OAH CASE NO. N 2007040069


Administrative Law Judge Judith L. Pasewark, Office of Administrative Hearings, Special Education Division, State of California (OAH), heard this matter in Poway, California, on May 30, 2007.

Justin Shinnefield, Esq., represented Petitioner, Poway Unified School District (District). Emily Shieh, Assistant Director, Special Education Department, attended the hearing on behalf of the District.

Neither Student (Student) nor her parents (Parents) attended the hearing. Parents submitted written declarations and evidence which were admitted into evidence as Student’s exhibits 1 through 8.

Petitioner, District, filed this request for due process hearing on April 2, 2007. On April 6, Petitioner requested that the initial due process hearing date of May 2, 2007, be continued to May 30 and 31, 2007. Notice was given to each party as required by law. On May 25, 2007, Parents filed a motion to dismiss the complaint, which was denied. The hearing commenced on May 30, 2007, and the record closed that same day.


Is the District is entitled to reassess Student for her triennial assessment in accordance with the assessment plan dated November 18, 2006, over the objection of Student’s parents?


The District contends that it has an obligation under the IDEA to offer Student a free appropriate public education (FAPE), and in order to meet this obligation, the District must reassess Student at least once every three years. Parents contend that Student has been privately placed in a non-public school located outside of the District. They have no intention of returning Student to public school or seeking services from the District. Therefore, Parents contend that the District has no obligation to perform any further assessments of Student. Parents have indicated they will consent to no further assessments of Student. The District is requesting an order permitting its proposed reassessment of Student without parental consent.


Background Information

1. Student is 19 years old, and eligible for special education under the classification of mental retardation. In November 2005, the Superior Court declared Student legally incompetent and appointed Parents as her legal conservators. Based upon the conservatorship, Parents retain educational rights for Student. Parents continue to reside within the District.

2. Student last attended school in the District in July 2006. As of August 2006, Parents privately placed Student in the Institute for Effective Education in San Diego, California. No applications have been made to return Student to a District school, nor have Parents requested any assistance or services from the District.

Request for Reassessments

3. Once a child is eligible for special education services, a district must reassess the student at least once every three years (triennial assessment), or sooner if conditions warrant, unless the parents and district agree that the reassessment is not necessary. In order for a district to make an offer of FAPE, it must determine a child’s present levels of performance. Normally, when a parent refuses to consent to an assessment, a district may utilize the consent override provisions contained in the IDEA and in the California Education Code. The override provisions, however, exclude a student who is placed in private school by a parent at his/her own expense.

4. The District last assessed Student in 2003, and had not worked with her since August 2006, when Parents privately placed Student. Determination of Student’s present levels of performance is essential to an offer of FAPE, therefore the District needed to reassess Student.

* [LISTING]
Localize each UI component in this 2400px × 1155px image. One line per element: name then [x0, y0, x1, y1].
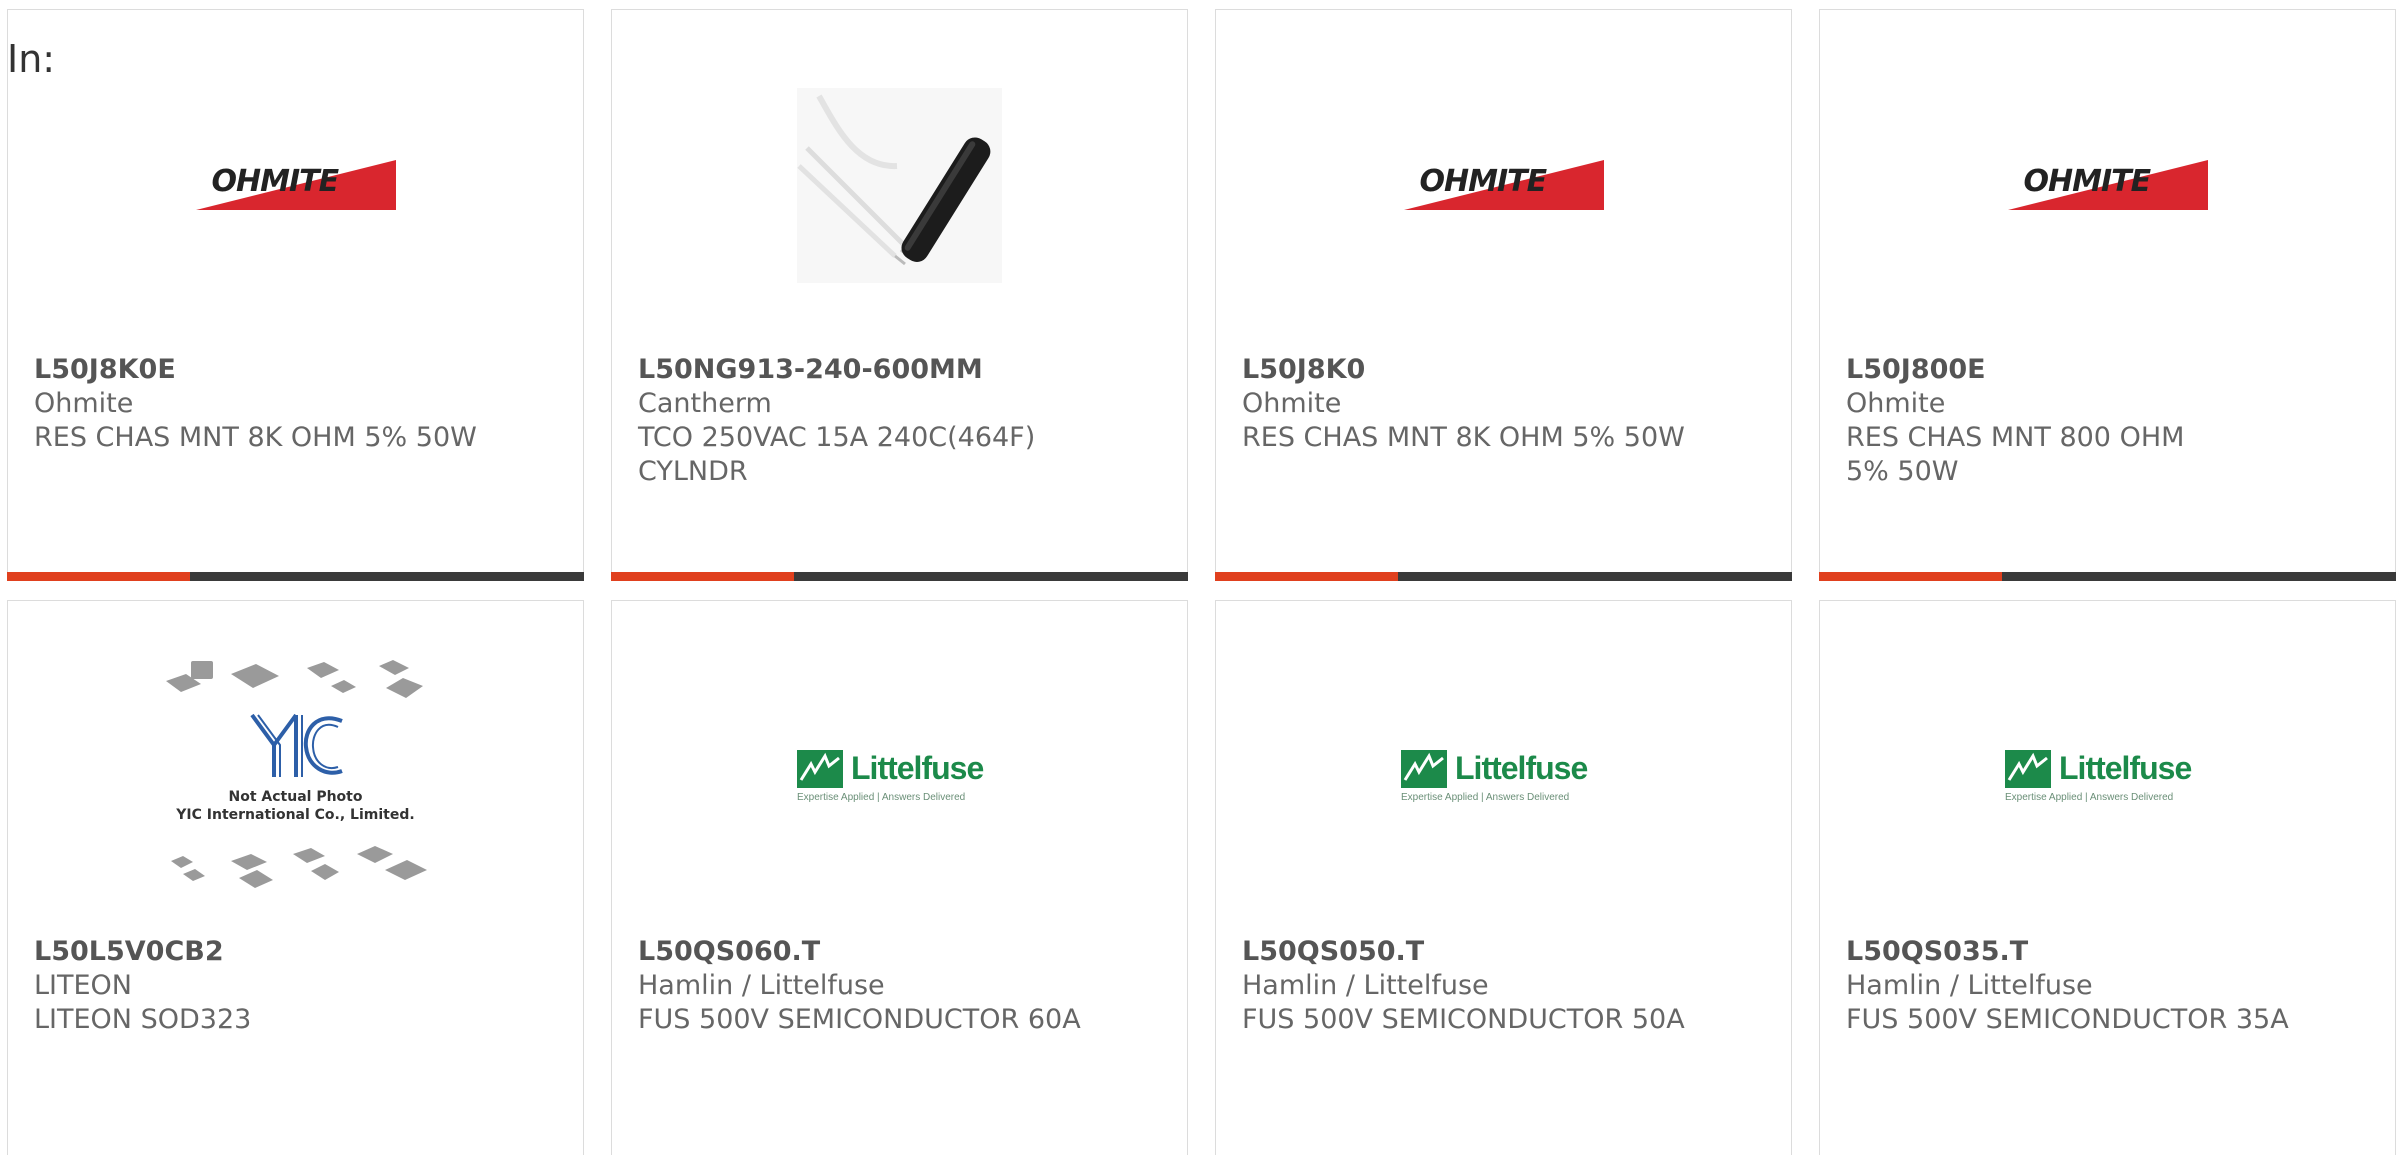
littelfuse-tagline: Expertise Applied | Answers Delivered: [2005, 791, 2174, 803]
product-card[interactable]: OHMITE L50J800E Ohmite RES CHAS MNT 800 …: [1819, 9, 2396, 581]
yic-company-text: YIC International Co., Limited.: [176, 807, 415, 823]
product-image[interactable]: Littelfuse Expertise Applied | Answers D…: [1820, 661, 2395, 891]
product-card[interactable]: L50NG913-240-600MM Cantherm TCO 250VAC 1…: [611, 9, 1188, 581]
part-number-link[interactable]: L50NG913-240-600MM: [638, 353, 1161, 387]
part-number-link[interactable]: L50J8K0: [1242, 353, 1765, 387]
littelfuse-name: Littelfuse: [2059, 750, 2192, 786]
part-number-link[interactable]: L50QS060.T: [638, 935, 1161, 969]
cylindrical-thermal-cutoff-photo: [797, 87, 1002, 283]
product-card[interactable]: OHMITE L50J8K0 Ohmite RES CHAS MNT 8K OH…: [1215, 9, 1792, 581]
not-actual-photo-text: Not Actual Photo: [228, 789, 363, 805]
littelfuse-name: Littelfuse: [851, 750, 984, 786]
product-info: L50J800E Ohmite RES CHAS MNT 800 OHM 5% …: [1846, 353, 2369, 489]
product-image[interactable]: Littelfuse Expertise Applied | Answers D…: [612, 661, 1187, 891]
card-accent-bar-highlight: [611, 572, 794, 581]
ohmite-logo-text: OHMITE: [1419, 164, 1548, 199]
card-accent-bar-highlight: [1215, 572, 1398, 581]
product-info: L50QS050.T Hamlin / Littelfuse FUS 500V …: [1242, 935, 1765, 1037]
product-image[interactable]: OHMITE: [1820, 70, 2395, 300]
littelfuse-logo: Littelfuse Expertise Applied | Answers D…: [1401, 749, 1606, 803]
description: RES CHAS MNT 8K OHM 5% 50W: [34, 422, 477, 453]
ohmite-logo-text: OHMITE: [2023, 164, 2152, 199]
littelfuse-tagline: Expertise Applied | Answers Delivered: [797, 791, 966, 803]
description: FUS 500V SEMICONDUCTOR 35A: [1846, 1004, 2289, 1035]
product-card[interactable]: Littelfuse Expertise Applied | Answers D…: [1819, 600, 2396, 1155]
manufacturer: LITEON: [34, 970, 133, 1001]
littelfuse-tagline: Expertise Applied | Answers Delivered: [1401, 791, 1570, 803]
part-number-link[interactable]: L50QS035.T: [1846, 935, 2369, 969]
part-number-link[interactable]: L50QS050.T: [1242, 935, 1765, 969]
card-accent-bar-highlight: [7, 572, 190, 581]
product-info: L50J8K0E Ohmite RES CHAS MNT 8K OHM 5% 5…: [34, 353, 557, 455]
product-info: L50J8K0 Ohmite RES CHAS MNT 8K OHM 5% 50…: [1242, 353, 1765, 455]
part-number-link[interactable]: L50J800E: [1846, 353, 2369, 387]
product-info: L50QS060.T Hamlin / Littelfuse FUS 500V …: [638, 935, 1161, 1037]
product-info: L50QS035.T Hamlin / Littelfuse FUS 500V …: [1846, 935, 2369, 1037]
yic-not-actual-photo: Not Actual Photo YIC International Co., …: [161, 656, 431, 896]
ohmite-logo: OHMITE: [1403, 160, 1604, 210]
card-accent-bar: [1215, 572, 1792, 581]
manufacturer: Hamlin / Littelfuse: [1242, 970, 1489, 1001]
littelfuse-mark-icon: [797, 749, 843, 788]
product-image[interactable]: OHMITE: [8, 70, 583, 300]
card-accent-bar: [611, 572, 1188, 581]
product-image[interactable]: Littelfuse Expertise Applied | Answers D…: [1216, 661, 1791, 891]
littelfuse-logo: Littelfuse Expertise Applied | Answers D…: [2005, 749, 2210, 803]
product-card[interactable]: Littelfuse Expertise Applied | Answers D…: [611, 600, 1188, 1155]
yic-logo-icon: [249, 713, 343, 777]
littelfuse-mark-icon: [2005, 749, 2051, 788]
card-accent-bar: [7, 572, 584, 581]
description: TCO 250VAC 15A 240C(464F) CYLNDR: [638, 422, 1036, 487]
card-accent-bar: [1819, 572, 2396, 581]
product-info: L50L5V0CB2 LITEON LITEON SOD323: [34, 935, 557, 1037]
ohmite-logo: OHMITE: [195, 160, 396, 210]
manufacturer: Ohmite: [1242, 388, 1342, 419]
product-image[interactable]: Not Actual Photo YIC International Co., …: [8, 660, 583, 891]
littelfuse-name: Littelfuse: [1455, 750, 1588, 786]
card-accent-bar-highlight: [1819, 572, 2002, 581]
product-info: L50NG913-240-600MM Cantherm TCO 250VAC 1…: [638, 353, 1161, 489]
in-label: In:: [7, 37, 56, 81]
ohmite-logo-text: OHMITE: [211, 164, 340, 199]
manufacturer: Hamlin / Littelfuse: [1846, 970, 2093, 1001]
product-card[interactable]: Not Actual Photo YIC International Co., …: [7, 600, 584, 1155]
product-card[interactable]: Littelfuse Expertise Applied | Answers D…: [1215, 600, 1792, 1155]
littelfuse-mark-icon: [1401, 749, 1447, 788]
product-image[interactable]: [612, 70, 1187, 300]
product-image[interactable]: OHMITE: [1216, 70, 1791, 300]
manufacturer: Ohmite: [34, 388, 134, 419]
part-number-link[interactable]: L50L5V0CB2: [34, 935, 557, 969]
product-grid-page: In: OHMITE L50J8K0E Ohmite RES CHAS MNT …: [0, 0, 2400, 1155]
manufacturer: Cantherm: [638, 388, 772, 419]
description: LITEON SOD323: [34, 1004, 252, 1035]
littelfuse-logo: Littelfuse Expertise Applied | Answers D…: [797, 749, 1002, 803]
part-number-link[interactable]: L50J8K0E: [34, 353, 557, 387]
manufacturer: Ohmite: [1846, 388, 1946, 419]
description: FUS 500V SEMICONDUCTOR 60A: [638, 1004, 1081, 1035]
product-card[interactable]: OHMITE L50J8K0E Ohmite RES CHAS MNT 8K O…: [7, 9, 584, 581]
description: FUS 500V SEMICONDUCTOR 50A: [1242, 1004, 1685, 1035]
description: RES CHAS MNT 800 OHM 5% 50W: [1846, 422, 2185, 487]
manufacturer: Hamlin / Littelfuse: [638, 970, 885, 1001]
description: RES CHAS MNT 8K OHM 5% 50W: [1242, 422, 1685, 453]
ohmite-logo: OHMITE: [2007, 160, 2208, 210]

* [TASK BRIEF]
From the OAH special education decision, return the stretch from "Background Information" through "within the District." word for word.

* [ANSWER IN FULL]
Background Information

1. Student is 19 years old, and eligible for special education under the classification of mental retardation. In November 2005, the Superior Court declared Student legally incompetent and appointed Parents as her legal conservators. Based upon the conservatorship, Parents retain educational rights for Student. Parents continue to reside within the District.